TEXTE FOURNI:
______________________________

De Bruxelles dans une lettre à ses amis Meurice et Vacquerie le 28 avril 1871.



Voici resumé en quelques mots toute la pensée politique de Victor Hugo. Comme ici, il peinera également à concilier son patriotisme avec son idéal de fraternité entre les nations. Quand il pense États-Unis d'Europe c'est toujours par la France et pour la France d'ailleurs. Mais l'épisode de la guerre Franco-prusse illustre le mieux cette ambiguïté. Ainsi d'abord se défendant contre l'oppression, Victor Hugo, ne sachant être vaincu, tiendra son lugubre discours du 1er mars 1871 qui a cela de mémorable qu'il aura été la tragique prophétie autorealisatrice de 14-18.


Les deux derniers volumes sont passionnants également. C'est dans ces deux derniers volumes que l'on peut donc constater de manière plus prononcée les nombreuses ambiguïtés qui nourrissent les incertitudes vis-à-vis d'un Victor Hugo qui n'aura cependant jamais dévié dans ses principes.


Sans doute faut-il aussi le dire et le dénoncer, à côté de tout cela, il y a quelques égarements, pas des moindres, qui entachent la postérité de cet homme. Ainsi bien qu'en avance sur son temps quand il se fait le promoteur de l'égalité entre l'homme et la femme et qu'il dit, entre autre, pendant son exile : "Nous ne disons pas : âme de première qualité, l'homme; ame de deuxième qualité, la femme. Nous proclamons la femme notre égale, avec le respect de plus. Ô femme, mère, compagne, soeur, éternelle mineure, éternelle eslave, éternelle sacrifiée, éternelle martyre, nous vous relèverons!" 24 fevrier 1855.

______________________________

EXERCICE ÉCRIT 1:
Reproduisez fidèlement les lignes des enregistrements, en commençant par la ligne qui contient "rules-intro-paragraph: Der Biber" et en poursuivant jusqu'à la ligne qui contient "current-task-arrow-icon (2, 389, 15, 405)", toutes deux comprises.
Le texte et les enregistrements proviennent de sources distinctes.

______________________________

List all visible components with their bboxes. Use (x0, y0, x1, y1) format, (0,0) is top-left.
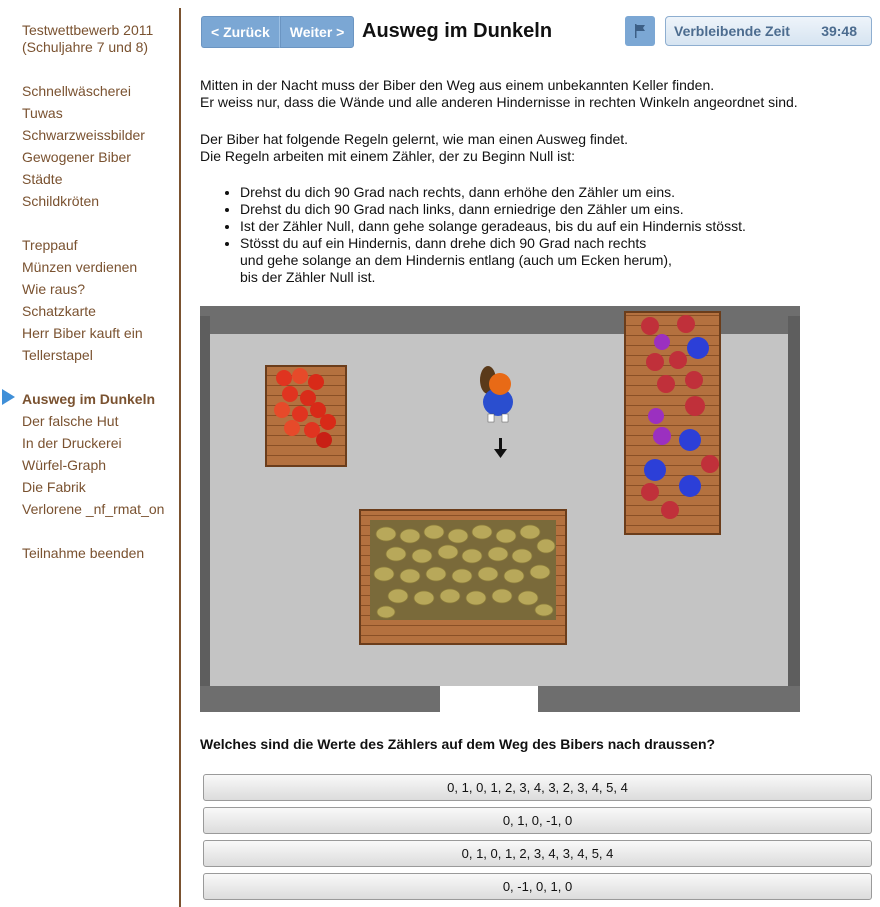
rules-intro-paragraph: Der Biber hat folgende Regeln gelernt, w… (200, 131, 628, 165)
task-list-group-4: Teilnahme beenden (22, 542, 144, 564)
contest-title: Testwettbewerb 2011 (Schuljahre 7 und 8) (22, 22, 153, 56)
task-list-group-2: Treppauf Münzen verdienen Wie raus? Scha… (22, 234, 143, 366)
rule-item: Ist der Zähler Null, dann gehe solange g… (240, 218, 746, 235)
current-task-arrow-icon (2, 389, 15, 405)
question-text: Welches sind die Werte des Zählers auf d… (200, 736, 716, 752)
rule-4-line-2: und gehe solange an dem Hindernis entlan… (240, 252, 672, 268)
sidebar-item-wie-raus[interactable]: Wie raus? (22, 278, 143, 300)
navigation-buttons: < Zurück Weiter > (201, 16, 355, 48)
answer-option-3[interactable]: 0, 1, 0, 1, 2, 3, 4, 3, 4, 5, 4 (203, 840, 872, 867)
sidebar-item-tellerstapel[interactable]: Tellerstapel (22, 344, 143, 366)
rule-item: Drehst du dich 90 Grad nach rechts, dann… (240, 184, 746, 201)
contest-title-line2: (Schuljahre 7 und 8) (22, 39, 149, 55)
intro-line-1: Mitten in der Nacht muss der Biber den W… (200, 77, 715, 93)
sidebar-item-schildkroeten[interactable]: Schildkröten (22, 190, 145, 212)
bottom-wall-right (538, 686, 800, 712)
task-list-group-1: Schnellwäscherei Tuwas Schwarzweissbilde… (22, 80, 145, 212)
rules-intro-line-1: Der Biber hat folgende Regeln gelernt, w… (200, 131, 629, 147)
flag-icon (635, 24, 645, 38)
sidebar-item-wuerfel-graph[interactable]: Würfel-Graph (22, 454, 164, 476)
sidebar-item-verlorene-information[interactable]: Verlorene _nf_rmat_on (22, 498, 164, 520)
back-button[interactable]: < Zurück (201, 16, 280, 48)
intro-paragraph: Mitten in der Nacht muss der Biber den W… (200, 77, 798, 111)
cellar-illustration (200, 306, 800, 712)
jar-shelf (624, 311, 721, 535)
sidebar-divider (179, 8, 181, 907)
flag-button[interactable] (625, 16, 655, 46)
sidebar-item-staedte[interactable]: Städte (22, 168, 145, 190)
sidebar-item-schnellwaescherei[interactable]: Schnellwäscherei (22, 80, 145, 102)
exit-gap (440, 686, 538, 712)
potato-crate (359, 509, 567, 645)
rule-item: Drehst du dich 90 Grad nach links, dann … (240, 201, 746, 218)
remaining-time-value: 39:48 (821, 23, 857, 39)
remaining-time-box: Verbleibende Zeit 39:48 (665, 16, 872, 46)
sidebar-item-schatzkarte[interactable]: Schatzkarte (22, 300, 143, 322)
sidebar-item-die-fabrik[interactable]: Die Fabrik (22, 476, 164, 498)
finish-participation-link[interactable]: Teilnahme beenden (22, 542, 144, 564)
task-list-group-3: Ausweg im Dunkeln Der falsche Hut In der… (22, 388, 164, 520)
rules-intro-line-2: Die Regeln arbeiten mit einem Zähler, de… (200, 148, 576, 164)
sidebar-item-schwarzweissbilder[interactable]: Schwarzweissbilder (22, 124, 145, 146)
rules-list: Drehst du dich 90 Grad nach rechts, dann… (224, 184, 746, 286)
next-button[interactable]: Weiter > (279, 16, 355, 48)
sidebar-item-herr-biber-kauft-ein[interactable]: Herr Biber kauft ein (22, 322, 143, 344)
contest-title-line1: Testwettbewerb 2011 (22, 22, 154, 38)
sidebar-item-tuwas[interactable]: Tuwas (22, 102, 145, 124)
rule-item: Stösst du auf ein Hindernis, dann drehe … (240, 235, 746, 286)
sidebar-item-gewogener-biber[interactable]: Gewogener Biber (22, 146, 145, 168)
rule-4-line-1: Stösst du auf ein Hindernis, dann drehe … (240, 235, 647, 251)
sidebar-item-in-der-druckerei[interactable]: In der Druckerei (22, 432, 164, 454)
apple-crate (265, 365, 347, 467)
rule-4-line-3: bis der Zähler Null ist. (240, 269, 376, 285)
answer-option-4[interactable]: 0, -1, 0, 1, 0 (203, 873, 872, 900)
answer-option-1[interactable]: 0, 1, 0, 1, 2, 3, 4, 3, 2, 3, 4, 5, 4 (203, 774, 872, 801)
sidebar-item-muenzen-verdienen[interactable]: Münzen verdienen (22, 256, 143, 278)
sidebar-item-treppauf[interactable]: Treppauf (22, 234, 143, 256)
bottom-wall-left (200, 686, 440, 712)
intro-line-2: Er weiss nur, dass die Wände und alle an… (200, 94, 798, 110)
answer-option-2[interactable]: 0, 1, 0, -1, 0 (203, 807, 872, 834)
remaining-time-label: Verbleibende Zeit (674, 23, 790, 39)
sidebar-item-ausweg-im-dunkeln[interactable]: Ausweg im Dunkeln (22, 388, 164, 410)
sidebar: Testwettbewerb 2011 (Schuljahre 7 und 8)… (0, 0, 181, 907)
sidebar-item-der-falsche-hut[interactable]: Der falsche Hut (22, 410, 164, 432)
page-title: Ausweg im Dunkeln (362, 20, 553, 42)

______________________________

EXERCICE ÉCRIT 2:
Poursuivez le texte consacré à Victor Hugo en reprenant juste après sa dernière phrase.

CORRIGÉ 1:
rules-intro-paragraph: Der Biber hat folgende Regeln gelernt, w… (200, 131, 628, 165)
task-list-group-4: Teilnahme beenden (22, 542, 144, 564)
contest-title: Testwettbewerb 2011 (Schuljahre 7 und 8) (22, 22, 153, 56)
task-list-group-2: Treppauf Münzen verdienen Wie raus? Scha… (22, 234, 143, 366)
rule-item: Ist der Zähler Null, dann gehe solange g… (240, 218, 746, 235)
current-task-arrow-icon (2, 389, 15, 405)

CORRIGÉ 2:
Il y aura toujours dans son rapport aux femmes des mots teintés de sexisme, parfois de manière assez brutale et explicite.
Enfin, oui, disons-le ! Victor Hugo était aussi raciste. Non pas par haine, et peut-être cela le sauve-t-il un peu, mais, pour simplifier, avec cette sorte de compassion condescendante, ce paternalisme dégoulinant et mal placée. "J’ai l’habitude de traiter les questions par l’amour et non par la haine" dira-t-il le 29 mai 1848, trente et un ans avant son discours nauséabond sur l'Afrique le 18 mai 1879.


Chacun pourra lire et constatera tout cela comme tout ce que je n'ai pas dit.


Que reste-t-il de Victor Hugo ?


Immense pacifiste, inepuisable idéaliste, d'un bel idealisme, Victor Hugo était dans l'esprit, dans le combat, dans la constance, à l'avant-garde de quasiment tout. La civilisation humaine n'aura jamais été mieux inspirée.


"Je vous parle de dedans le tombeau" dira le proscrit Victor Hugo loin de sa patrie. Aujourdhui disparu depuis plus d'un siècle je lui réponds que nous l'entendons et qu'aux illustres représentants de l'esprit humain que furent Homère, Eschyle, Dante, William Shakespeare... nous y ajoutons son nom !


Voila ce qui reste.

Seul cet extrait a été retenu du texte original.